SHORT EXERCISE: Write the records out again, precisely as they stand.

##### RECORDS #####

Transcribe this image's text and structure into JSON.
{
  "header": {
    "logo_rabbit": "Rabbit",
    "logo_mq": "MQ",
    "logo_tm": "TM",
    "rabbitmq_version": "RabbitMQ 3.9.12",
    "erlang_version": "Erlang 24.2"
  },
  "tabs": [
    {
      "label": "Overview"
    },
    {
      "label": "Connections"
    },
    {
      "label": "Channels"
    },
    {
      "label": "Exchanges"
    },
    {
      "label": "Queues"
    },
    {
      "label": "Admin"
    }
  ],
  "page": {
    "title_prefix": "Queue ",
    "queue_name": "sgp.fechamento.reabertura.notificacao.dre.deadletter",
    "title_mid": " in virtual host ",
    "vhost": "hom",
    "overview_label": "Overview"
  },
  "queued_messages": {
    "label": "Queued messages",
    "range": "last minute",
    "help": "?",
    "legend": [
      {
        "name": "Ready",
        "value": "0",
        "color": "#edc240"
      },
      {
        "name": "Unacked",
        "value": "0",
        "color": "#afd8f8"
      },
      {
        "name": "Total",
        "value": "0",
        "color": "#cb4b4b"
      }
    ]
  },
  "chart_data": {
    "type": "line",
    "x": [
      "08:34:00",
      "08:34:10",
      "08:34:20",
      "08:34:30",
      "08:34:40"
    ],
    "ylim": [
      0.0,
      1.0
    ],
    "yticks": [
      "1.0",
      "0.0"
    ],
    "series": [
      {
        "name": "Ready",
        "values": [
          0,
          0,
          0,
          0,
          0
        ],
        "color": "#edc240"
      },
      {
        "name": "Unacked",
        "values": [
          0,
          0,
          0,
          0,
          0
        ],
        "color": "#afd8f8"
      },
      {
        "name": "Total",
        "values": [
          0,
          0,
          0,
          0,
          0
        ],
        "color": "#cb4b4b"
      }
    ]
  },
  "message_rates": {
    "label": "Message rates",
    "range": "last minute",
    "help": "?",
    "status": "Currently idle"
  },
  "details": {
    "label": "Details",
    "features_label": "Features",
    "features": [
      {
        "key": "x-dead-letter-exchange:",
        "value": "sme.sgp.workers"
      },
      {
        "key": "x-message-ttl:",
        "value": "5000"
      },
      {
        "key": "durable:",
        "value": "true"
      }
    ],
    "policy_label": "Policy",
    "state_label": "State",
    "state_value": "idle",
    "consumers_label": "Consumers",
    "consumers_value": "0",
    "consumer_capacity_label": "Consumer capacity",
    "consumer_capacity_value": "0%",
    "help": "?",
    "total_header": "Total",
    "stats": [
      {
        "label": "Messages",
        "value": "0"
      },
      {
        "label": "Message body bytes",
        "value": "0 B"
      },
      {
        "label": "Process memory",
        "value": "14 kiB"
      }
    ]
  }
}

#####

TASK OUTPUT:
Transcribe this image's text and structure into JSON.
{
  "header": {
    "logo_rabbit": "Rabbit",
    "logo_mq": "MQ",
    "logo_tm": "TM",
    "rabbitmq_version": "RabbitMQ 3.9.12",
    "erlang_version": "Erlang 24.2"
  },
  "tabs": [
    {
      "label": "Overview"
    },
    {
      "label": "Connections"
    },
    {
      "label": "Channels"
    },
    {
      "label": "Exchanges"
    },
    {
      "label": "Queues"
    },
    {
      "label": "Admin"
    }
  ],
  "page": {
    "title_prefix": "Queue ",
    "queue_name": "sgp.fechamento.reabertura.notificacao.dre.deadletter",
    "title_mid": " in virtual host ",
    "vhost": "hom",
    "overview_label": "Overview"
  },
  "queued_messages": {
    "label": "Queued messages",
    "range": "last minute",
    "help": "?",
    "legend": [
      {
        "name": "Ready",
        "value": "0",
        "color": "#edc240"
      },
      {
        "name": "Unacked",
        "value": "0",
        "color": "#afd8f8"
      },
      {
        "name": "Total",
        "value": "0",
        "color": "#cb4b4b"
      }
    ]
  },
  "chart_data": {
    "type": "line",
    "x": [
      "08:34:00",
      "08:34:10",
      "08:34:20",
      "08:34:30",
      "08:34:40"
    ],
    "ylim": [
      0.0,
      1.0
    ],
    "yticks": [
      "1.0",
      "0.0"
    ],
    "series": [
      {
        "name": "Ready",
        "values": [
          0,
          0,
          0,
          0,
          0
        ],
        "color": "#edc240"
      },
      {
        "name": "Unacked",
        "values": [
          0,
          0,
          0,
          0,
          0
        ],
        "color": "#afd8f8"
      },
      {
        "name": "Total",
        "values": [
          0,
          0,
          0,
          0,
          0
        ],
        "color": "#cb4b4b"
      }
    ]
  },
  "message_rates": {
    "label": "Message rates",
    "range": "last minute",
    "help": "?",
    "status": "Currently idle"
  },
  "details": {
    "label": "Details",
    "features_label": "Features",
    "features": [
      {
        "key": "x-dead-letter-exchange:",
        "value": "sme.sgp.workers"
      },
      {
        "key": "x-message-ttl:",
        "value": "5000"
      },
      {
        "key": "durable:",
        "value": "true"
      }
    ],
    "policy_label": "Policy",
    "state_label": "State",
    "state_value": "idle",
    "consumers_label": "Consumers",
    "consumers_value": "0",
    "consumer_capacity_label": "Consumer capacity",
    "consumer_capacity_value": "0%",
    "help": "?",
    "total_header": "Total",
    "stats": [
      {
        "label": "Messages",
        "value": "0"
      },
      {
        "label": "Message body bytes",
        "value": "0 B"
      },
      {
        "label": "Process memory",
        "value": "14 kiB"
      }
    ]
  }
}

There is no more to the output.